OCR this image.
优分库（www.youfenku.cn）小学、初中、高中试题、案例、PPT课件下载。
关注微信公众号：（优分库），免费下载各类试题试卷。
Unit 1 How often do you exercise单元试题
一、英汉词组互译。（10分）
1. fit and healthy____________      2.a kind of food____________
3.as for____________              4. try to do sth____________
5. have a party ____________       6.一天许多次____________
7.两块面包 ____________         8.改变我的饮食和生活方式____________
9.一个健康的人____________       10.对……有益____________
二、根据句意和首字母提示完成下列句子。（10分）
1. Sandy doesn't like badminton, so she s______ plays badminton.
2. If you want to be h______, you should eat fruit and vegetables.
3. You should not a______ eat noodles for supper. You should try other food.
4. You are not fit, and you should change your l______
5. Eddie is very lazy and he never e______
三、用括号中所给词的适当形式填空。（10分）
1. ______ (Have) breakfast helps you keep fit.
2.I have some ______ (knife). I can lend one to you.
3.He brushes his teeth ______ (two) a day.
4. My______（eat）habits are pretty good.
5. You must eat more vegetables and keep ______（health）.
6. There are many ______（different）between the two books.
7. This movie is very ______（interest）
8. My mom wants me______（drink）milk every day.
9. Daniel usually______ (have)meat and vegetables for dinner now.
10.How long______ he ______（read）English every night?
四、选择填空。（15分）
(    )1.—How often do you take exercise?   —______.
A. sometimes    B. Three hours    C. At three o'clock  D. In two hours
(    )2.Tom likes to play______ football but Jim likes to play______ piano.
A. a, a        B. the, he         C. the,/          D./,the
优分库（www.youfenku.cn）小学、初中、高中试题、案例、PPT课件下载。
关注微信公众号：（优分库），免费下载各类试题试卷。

--- Task directions ---
Say only how many lines in the records carry the word "every".

--- Response to the task ---
2